- Requirements
Transcribe the data in full and exactly, omitting any pictures.

==== Stored data

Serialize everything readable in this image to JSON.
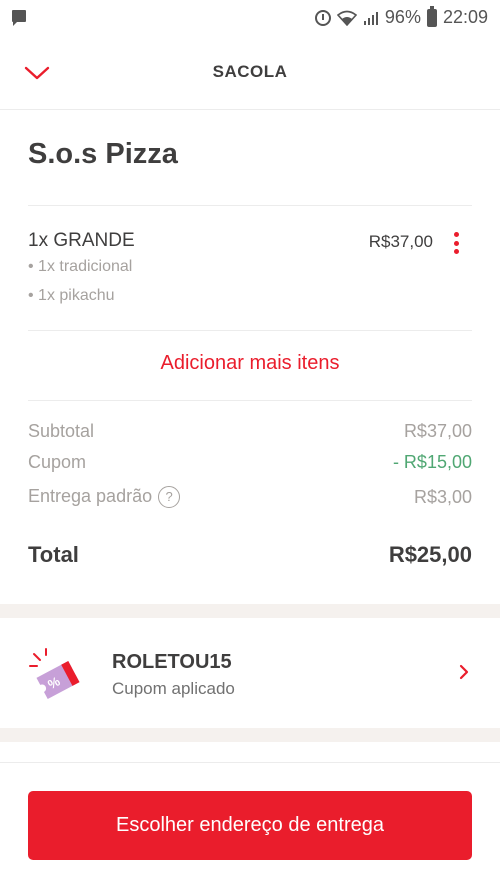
{
  "status_bar": {
    "battery": "96%",
    "time": "22:09",
    "icons": [
      "message-icon",
      "alarm-icon",
      "wifi-icon",
      "signal-icon",
      "battery-icon"
    ]
  },
  "header": {
    "title": "SACOLA",
    "back_icon": "chevron-down-icon"
  },
  "restaurant": {
    "name": "S.o.s Pizza"
  },
  "cart_item": {
    "name": "1x GRANDE",
    "price": "R$37,00",
    "options": [
      "• 1x tradicional",
      "• 1x pikachu"
    ],
    "menu_icon": "more-vertical-icon"
  },
  "add_more": {
    "label": "Adicionar mais itens"
  },
  "summary": {
    "subtotal_label": "Subtotal",
    "subtotal_value": "R$37,00",
    "coupon_label": "Cupom",
    "coupon_value": "- R$15,00",
    "delivery_label": "Entrega padrão",
    "delivery_help": "?",
    "delivery_value": "R$3,00",
    "total_label": "Total",
    "total_value": "R$25,00"
  },
  "coupon": {
    "code": "ROLETOU15",
    "status": "Cupom aplicado",
    "icon": "coupon-ticket-icon",
    "ticket_glyph": "%"
  },
  "cta": {
    "label": "Escolher endereço de entrega"
  },
  "colors": {
    "accent": "#ea1d2c",
    "discount_green": "#50a773",
    "muted_text": "#a6a29f",
    "coupon_purple": "#c7a0d8"
  }
}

========

- Response to the task
Serialize everything readable in this image to JSON.
{
  "status_bar": {
    "battery": "96%",
    "time": "22:09",
    "icons": [
      "message-icon",
      "alarm-icon",
      "wifi-icon",
      "signal-icon",
      "battery-icon"
    ]
  },
  "header": {
    "title": "SACOLA",
    "back_icon": "chevron-down-icon"
  },
  "restaurant": {
    "name": "S.o.s Pizza"
  },
  "cart_item": {
    "name": "1x GRANDE",
    "price": "R$37,00",
    "options": [
      "• 1x tradicional",
      "• 1x pikachu"
    ],
    "menu_icon": "more-vertical-icon"
  },
  "add_more": {
    "label": "Adicionar mais itens"
  },
  "summary": {
    "subtotal_label": "Subtotal",
    "subtotal_value": "R$37,00",
    "coupon_label": "Cupom",
    "coupon_value": "- R$15,00",
    "delivery_label": "Entrega padrão",
    "delivery_help": "?",
    "delivery_value": "R$3,00",
    "total_label": "Total",
    "total_value": "R$25,00"
  },
  "coupon": {
    "code": "ROLETOU15",
    "status": "Cupom aplicado",
    "icon": "coupon-ticket-icon",
    "ticket_glyph": "%"
  },
  "cta": {
    "label": "Escolher endereço de entrega"
  },
  "colors": {
    "accent": "#ea1d2c",
    "discount_green": "#50a773",
    "muted_text": "#a6a29f",
    "coupon_purple": "#c7a0d8"
  }
}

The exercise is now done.